• SOURCE PASSAGE
####################
What follows is the unpublished half finished draft and speaking notes of an address I gave to AUT journalism students three years ago. Hence the green highlighting and underscoring. Much has happened since but the paper is as valid now as it was then. -- Croz
All
good research, and this includes work by journalists, should start
with a definition of terms.
And tonight we cannot proceed unless we define the five key terms in
the title, and recognize they all have different meanings for
different people. If I may borrow from the title, this is my first
task: to ask rhetorical questions about the reality of the terms we
use.
Let' s
take the the easiest word: the
Pacific, and recognize that I'm trying to define its meaning
in a politically charged environment. We may for a start ask: does
it include NZ's Pasifika or Maori? Or are only indigenous people
who reside in the Islands Pacific Islanders?
In
the Fiji context, some Taukei say that only full-blooded
indigenous Taukei are Pacific Islanders while all others are vulagi,
or visitors ? These people obviously automatically disqualify
Indo-Fijians who ancestors settled in Fiji over 140 years ago, far
longer, one must note, than most pakeha ancestral links to New
Zealand.
The
same people, and I am not just talking about the rabid ethno-racists,
I am talking about the law with respect to succession and voting,
that states that people of part-Taukei
ancestry, the Kailoma (part Taukei-European) and KaiSolomoni
(part Fijian-part other Melanesian), have no right to be called
Taukei unless their father is a Taukei. Part-Taukei people therefore
have therefore no claim on land belonging to their mother's people
and for voting purposes they were classified as General Voters along
with Europeans, Chinese, and others. The only way a Taukei woman
whose partner is non-Taukei can claim her children are Taukei is if
she conceals the father's identity.
####################
• ROWS
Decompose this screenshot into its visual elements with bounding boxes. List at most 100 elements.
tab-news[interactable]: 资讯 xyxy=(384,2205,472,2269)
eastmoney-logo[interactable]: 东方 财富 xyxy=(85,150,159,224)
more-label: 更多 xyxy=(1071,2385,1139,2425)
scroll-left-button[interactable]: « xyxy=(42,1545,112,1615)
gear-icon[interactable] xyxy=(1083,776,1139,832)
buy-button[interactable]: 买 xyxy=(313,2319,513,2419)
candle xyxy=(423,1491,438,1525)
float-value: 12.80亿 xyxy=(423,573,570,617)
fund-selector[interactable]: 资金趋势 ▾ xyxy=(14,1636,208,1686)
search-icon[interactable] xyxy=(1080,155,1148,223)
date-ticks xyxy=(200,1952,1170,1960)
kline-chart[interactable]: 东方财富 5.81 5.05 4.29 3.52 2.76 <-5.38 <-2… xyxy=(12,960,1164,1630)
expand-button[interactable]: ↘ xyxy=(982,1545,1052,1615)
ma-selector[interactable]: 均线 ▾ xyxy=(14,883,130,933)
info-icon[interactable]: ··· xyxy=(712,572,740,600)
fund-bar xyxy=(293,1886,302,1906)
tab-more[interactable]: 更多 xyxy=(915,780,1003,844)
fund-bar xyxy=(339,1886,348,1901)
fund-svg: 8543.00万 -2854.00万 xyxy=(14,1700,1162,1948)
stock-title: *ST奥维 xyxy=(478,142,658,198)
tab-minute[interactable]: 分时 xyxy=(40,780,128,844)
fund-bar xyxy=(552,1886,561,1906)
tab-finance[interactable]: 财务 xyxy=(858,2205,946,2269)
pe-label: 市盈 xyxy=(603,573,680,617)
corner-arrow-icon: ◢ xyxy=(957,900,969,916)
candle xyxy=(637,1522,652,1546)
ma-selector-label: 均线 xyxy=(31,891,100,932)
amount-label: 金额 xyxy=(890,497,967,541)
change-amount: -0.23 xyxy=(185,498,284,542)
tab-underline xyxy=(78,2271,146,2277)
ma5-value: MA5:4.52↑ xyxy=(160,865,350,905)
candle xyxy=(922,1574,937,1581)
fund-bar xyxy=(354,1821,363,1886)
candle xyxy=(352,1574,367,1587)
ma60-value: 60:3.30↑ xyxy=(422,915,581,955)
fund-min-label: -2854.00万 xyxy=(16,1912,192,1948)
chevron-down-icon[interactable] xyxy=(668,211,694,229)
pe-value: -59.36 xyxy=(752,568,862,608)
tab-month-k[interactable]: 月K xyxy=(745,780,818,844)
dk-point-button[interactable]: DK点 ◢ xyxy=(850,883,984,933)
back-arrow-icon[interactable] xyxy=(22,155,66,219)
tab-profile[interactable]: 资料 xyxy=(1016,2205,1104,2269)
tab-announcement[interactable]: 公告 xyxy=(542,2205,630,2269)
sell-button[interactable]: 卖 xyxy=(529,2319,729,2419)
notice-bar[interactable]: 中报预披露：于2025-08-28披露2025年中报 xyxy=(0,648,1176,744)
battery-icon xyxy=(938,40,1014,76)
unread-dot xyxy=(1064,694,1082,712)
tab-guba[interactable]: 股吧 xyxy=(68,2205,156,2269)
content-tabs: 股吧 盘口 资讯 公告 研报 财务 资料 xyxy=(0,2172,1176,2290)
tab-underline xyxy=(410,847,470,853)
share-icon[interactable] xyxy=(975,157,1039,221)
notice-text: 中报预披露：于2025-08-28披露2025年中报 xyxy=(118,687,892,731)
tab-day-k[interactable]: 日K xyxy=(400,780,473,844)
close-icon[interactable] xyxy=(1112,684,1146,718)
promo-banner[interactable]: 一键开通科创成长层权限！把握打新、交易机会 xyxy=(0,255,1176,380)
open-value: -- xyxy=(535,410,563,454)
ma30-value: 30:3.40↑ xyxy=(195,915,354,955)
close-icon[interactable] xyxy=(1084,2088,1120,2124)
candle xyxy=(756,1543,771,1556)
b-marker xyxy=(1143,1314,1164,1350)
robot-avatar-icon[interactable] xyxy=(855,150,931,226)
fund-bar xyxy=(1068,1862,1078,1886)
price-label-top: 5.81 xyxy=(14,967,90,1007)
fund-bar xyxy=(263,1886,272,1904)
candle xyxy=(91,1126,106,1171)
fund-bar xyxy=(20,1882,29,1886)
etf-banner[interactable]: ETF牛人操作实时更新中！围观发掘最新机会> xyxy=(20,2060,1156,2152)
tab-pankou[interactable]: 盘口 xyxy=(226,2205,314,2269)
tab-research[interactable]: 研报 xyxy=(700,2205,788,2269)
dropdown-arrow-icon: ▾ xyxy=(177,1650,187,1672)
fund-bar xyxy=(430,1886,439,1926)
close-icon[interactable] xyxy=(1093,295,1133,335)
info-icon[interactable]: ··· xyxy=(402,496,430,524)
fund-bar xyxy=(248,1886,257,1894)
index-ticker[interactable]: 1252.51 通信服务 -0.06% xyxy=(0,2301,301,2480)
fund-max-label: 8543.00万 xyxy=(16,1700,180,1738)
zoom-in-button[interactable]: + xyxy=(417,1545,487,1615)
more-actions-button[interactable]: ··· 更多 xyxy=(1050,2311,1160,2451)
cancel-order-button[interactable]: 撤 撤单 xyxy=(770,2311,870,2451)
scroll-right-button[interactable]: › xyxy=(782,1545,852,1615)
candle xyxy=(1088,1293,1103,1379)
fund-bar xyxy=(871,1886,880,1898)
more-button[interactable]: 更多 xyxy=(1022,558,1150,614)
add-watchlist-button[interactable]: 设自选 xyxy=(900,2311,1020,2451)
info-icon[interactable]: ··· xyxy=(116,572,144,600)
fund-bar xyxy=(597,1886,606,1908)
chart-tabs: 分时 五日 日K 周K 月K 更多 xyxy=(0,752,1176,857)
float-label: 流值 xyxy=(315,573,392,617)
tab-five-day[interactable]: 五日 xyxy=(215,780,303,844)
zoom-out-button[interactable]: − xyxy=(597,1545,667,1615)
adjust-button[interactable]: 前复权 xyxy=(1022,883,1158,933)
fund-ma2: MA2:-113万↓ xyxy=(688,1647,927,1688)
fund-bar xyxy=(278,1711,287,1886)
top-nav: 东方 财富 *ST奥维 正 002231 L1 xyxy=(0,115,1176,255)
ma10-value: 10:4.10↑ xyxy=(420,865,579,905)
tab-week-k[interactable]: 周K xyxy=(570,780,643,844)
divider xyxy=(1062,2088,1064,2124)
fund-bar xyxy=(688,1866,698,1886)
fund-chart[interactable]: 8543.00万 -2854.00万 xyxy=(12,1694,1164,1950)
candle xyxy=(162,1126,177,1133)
####################
• GOAL
In the address draft on defining the Pacific, how long ago does it say Indo-Fijians' ancestors settled in Fiji?

• RESULT FOR THIS TASK
Over 140 years ago.